BEGIN Supplied data

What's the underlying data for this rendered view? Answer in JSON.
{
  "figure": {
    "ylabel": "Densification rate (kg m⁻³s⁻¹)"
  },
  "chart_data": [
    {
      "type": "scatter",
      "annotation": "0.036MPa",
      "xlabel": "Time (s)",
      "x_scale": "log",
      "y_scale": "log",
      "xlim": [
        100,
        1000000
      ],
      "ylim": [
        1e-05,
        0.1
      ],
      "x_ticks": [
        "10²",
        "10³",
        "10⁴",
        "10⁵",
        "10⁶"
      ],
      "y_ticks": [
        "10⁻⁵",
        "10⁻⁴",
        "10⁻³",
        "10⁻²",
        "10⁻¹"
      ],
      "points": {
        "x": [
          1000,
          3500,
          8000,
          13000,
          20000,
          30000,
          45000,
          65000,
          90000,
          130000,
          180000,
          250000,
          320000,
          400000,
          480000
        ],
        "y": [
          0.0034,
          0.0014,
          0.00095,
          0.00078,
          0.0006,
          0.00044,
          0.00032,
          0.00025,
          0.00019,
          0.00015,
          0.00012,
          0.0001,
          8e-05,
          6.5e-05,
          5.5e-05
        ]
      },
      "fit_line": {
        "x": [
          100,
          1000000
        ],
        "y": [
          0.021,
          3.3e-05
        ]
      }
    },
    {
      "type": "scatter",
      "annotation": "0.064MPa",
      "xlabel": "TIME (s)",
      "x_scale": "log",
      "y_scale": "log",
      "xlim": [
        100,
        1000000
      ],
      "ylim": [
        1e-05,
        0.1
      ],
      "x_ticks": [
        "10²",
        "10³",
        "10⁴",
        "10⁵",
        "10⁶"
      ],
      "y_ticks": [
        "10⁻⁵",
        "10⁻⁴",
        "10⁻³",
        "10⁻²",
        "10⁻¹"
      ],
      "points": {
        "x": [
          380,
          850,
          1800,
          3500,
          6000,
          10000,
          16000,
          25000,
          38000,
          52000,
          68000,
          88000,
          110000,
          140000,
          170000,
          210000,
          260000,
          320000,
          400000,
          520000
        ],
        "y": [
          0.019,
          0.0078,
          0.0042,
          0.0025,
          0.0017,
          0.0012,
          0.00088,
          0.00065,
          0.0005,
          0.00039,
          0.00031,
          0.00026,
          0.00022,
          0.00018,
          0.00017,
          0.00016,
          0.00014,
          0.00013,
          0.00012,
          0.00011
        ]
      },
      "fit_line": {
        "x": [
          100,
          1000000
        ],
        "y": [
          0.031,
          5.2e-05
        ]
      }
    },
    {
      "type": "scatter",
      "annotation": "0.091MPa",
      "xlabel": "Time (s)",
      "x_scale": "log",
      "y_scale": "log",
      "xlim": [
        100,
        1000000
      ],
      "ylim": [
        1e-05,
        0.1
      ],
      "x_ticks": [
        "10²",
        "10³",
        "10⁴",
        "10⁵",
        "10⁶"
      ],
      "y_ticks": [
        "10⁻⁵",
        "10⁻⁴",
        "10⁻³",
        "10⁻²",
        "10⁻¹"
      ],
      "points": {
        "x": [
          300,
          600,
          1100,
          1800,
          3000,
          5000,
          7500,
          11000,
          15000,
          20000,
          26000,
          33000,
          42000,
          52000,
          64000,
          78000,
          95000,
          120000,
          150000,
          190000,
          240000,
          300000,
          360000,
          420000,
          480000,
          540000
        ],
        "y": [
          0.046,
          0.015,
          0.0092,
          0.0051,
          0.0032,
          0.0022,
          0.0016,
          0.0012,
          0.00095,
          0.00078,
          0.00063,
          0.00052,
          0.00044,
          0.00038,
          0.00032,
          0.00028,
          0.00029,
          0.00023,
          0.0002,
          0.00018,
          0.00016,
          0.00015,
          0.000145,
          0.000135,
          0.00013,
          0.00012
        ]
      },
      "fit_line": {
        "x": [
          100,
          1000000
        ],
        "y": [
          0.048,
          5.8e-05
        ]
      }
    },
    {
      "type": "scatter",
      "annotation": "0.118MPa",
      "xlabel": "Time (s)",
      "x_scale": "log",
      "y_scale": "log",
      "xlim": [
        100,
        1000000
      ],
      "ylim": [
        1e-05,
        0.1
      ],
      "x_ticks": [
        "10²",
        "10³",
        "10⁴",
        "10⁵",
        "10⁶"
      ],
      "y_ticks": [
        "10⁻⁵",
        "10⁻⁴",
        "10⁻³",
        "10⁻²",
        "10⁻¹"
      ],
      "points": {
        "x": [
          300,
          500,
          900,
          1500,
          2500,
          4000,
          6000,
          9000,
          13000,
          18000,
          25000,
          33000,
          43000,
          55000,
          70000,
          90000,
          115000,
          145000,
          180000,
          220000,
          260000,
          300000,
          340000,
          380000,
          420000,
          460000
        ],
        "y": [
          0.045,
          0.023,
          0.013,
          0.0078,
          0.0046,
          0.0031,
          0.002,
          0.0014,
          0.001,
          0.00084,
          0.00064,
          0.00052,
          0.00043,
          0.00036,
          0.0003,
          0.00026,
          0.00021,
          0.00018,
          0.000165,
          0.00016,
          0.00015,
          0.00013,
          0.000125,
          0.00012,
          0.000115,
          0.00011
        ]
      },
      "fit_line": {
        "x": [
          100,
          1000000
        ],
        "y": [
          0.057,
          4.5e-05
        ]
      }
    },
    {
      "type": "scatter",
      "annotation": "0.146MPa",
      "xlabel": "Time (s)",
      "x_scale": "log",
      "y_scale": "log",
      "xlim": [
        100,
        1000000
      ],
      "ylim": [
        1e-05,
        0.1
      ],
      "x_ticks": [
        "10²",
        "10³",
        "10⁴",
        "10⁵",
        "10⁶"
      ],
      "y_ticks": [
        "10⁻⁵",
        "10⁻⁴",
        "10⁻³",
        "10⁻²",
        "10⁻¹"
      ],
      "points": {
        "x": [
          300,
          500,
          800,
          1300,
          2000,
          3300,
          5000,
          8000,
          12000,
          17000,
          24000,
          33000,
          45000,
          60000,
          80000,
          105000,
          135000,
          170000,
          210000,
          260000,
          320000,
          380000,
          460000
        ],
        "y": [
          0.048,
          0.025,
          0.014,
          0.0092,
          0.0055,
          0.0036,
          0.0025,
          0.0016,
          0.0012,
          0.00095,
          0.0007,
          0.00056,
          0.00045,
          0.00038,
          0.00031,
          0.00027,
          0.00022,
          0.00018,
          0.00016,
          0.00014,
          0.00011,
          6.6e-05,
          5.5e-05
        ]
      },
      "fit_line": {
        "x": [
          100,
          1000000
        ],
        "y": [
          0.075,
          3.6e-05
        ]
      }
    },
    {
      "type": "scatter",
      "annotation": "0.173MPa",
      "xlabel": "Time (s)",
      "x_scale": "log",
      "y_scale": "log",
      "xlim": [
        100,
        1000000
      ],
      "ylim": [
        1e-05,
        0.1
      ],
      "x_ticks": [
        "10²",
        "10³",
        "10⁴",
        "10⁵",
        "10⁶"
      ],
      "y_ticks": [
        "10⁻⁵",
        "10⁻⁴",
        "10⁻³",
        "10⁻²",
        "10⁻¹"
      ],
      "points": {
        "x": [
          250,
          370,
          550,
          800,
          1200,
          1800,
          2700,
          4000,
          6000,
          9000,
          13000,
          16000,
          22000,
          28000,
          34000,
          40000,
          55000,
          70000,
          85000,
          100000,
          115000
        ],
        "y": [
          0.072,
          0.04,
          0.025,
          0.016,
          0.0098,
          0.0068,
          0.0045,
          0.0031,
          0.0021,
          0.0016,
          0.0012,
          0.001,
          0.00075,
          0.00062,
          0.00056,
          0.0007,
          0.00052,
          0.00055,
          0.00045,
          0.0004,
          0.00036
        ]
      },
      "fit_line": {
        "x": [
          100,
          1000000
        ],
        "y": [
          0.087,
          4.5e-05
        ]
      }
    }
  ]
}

END Supplied data

What this task involves: Using the data above, repeat every line exactly.

Response:
What's the underlying data for this rendered view? Answer in JSON.
{
  "figure": {
    "ylabel": "Densification rate (kg m⁻³s⁻¹)"
  },
  "chart_data": [
    {
      "type": "scatter",
      "annotation": "0.036MPa",
      "xlabel": "Time (s)",
      "x_scale": "log",
      "y_scale": "log",
      "xlim": [
        100,
        1000000
      ],
      "ylim": [
        1e-05,
        0.1
      ],
      "x_ticks": [
        "10²",
        "10³",
        "10⁴",
        "10⁵",
        "10⁶"
      ],
      "y_ticks": [
        "10⁻⁵",
        "10⁻⁴",
        "10⁻³",
        "10⁻²",
        "10⁻¹"
      ],
      "points": {
        "x": [
          1000,
          3500,
          8000,
          13000,
          20000,
          30000,
          45000,
          65000,
          90000,
          130000,
          180000,
          250000,
          320000,
          400000,
          480000
        ],
        "y": [
          0.0034,
          0.0014,
          0.00095,
          0.00078,
          0.0006,
          0.00044,
          0.00032,
          0.00025,
          0.00019,
          0.00015,
          0.00012,
          0.0001,
          8e-05,
          6.5e-05,
          5.5e-05
        ]
      },
      "fit_line": {
        "x": [
          100,
          1000000
        ],
        "y": [
          0.021,
          3.3e-05
        ]
      }
    },
    {
      "type": "scatter",
      "annotation": "0.064MPa",
      "xlabel": "TIME (s)",
      "x_scale": "log",
      "y_scale": "log",
      "xlim": [
        100,
        1000000
      ],
      "ylim": [
        1e-05,
        0.1
      ],
      "x_ticks": [
        "10²",
        "10³",
        "10⁴",
        "10⁵",
        "10⁶"
      ],
      "y_ticks": [
        "10⁻⁵",
        "10⁻⁴",
        "10⁻³",
        "10⁻²",
        "10⁻¹"
      ],
      "points": {
        "x": [
          380,
          850,
          1800,
          3500,
          6000,
          10000,
          16000,
          25000,
          38000,
          52000,
          68000,
          88000,
          110000,
          140000,
          170000,
          210000,
          260000,
          320000,
          400000,
          520000
        ],
        "y": [
          0.019,
          0.0078,
          0.0042,
          0.0025,
          0.0017,
          0.0012,
          0.00088,
          0.00065,
          0.0005,
          0.00039,
          0.00031,
          0.00026,
          0.00022,
          0.00018,
          0.00017,
          0.00016,
          0.00014,
          0.00013,
          0.00012,
          0.00011
        ]
      },
      "fit_line": {
        "x": [
          100,
          1000000
        ],
        "y": [
          0.031,
          5.2e-05
        ]
      }
    },
    {
      "type": "scatter",
      "annotation": "0.091MPa",
      "xlabel": "Time (s)",
      "x_scale": "log",
      "y_scale": "log",
      "xlim": [
        100,
        1000000
      ],
      "ylim": [
        1e-05,
        0.1
      ],
      "x_ticks": [
        "10²",
        "10³",
        "10⁴",
        "10⁵",
        "10⁶"
      ],
      "y_ticks": [
        "10⁻⁵",
        "10⁻⁴",
        "10⁻³",
        "10⁻²",
        "10⁻¹"
      ],
      "points": {
        "x": [
          300,
          600,
          1100,
          1800,
          3000,
          5000,
          7500,
          11000,
          15000,
          20000,
          26000,
          33000,
          42000,
          52000,
          64000,
          78000,
          95000,
          120000,
          150000,
          190000,
          240000,
          300000,
          360000,
          420000,
          480000,
          540000
        ],
        "y": [
          0.046,
          0.015,
          0.0092,
          0.0051,
          0.0032,
          0.0022,
          0.0016,
          0.0012,
          0.00095,
          0.00078,
          0.00063,
          0.00052,
          0.00044,
          0.00038,
          0.00032,
          0.00028,
          0.00029,
          0.00023,
          0.0002,
          0.00018,
          0.00016,
          0.00015,
          0.000145,
          0.000135,
          0.00013,
          0.00012
        ]
      },
      "fit_line": {
        "x": [
          100,
          1000000
        ],
        "y": [
          0.048,
          5.8e-05
        ]
      }
    },
    {
      "type": "scatter",
      "annotation": "0.118MPa",
      "xlabel": "Time (s)",
      "x_scale": "log",
      "y_scale": "log",
      "xlim": [
        100,
        1000000
      ],
      "ylim": [
        1e-05,
        0.1
      ],
      "x_ticks": [
        "10²",
        "10³",
        "10⁴",
        "10⁵",
        "10⁶"
      ],
      "y_ticks": [
        "10⁻⁵",
        "10⁻⁴",
        "10⁻³",
        "10⁻²",
        "10⁻¹"
      ],
      "points": {
        "x": [
          300,
          500,
          900,
          1500,
          2500,
          4000,
          6000,
          9000,
          13000,
          18000,
          25000,
          33000,
          43000,
          55000,
          70000,
          90000,
          115000,
          145000,
          180000,
          220000,
          260000,
          300000,
          340000,
          380000,
          420000,
          460000
        ],
        "y": [
          0.045,
          0.023,
          0.013,
          0.0078,
          0.0046,
          0.0031,
          0.002,
          0.0014,
          0.001,
          0.00084,
          0.00064,
          0.00052,
          0.00043,
          0.00036,
          0.0003,
          0.00026,
          0.00021,
          0.00018,
          0.000165,
          0.00016,
          0.00015,
          0.00013,
          0.000125,
          0.00012,
          0.000115,
          0.00011
        ]
      },
      "fit_line": {
        "x": [
          100,
          1000000
        ],
        "y": [
          0.057,
          4.5e-05
        ]
      }
    },
    {
      "type": "scatter",
      "annotation": "0.146MPa",
      "xlabel": "Time (s)",
      "x_scale": "log",
      "y_scale": "log",
      "xlim": [
        100,
        1000000
      ],
      "ylim": [
        1e-05,
        0.1
      ],
      "x_ticks": [
        "10²",
        "10³",
        "10⁴",
        "10⁵",
        "10⁶"
      ],
      "y_ticks": [
        "10⁻⁵",
        "10⁻⁴",
        "10⁻³",
        "10⁻²",
        "10⁻¹"
      ],
      "points": {
        "x": [
          300,
          500,
          800,
          1300,
          2000,
          3300,
          5000,
          8000,
          12000,
          17000,
          24000,
          33000,
          45000,
          60000,
          80000,
          105000,
          135000,
          170000,
          210000,
          260000,
          320000,
          380000,
          460000
        ],
        "y": [
          0.048,
          0.025,
          0.014,
          0.0092,
          0.0055,
          0.0036,
          0.0025,
          0.0016,
          0.0012,
          0.00095,
          0.0007,
          0.00056,
          0.00045,
          0.00038,
          0.00031,
          0.00027,
          0.00022,
          0.00018,
          0.00016,
          0.00014,
          0.00011,
          6.6e-05,
          5.5e-05
        ]
      },
      "fit_line": {
        "x": [
          100,
          1000000
        ],
        "y": [
          0.075,
          3.6e-05
        ]
      }
    },
    {
      "type": "scatter",
      "annotation": "0.173MPa",
      "xlabel": "Time (s)",
      "x_scale": "log",
      "y_scale": "log",
      "xlim": [
        100,
        1000000
      ],
      "ylim": [
        1e-05,
        0.1
      ],
      "x_ticks": [
        "10²",
        "10³",
        "10⁴",
        "10⁵",
        "10⁶"
      ],
      "y_ticks": [
        "10⁻⁵",
        "10⁻⁴",
        "10⁻³",
        "10⁻²",
        "10⁻¹"
      ],
      "points": {
        "x": [
          250,
          370,
          550,
          800,
          1200,
          1800,
          2700,
          4000,
          6000,
          9000,
          13000,
          16000,
          22000,
          28000,
          34000,
          40000,
          55000,
          70000,
          85000,
          100000,
          115000
        ],
        "y": [
          0.072,
          0.04,
          0.025,
          0.016,
          0.0098,
          0.0068,
          0.0045,
          0.0031,
          0.0021,
          0.0016,
          0.0012,
          0.001,
          0.00075,
          0.00062,
          0.00056,
          0.0007,
          0.00052,
          0.00055,
          0.00045,
          0.0004,
          0.00036
        ]
      },
      "fit_line": {
        "x": [
          100,
          1000000
        ],
        "y": [
          0.087,
          4.5e-05
        ]
      }
    }
  ]
}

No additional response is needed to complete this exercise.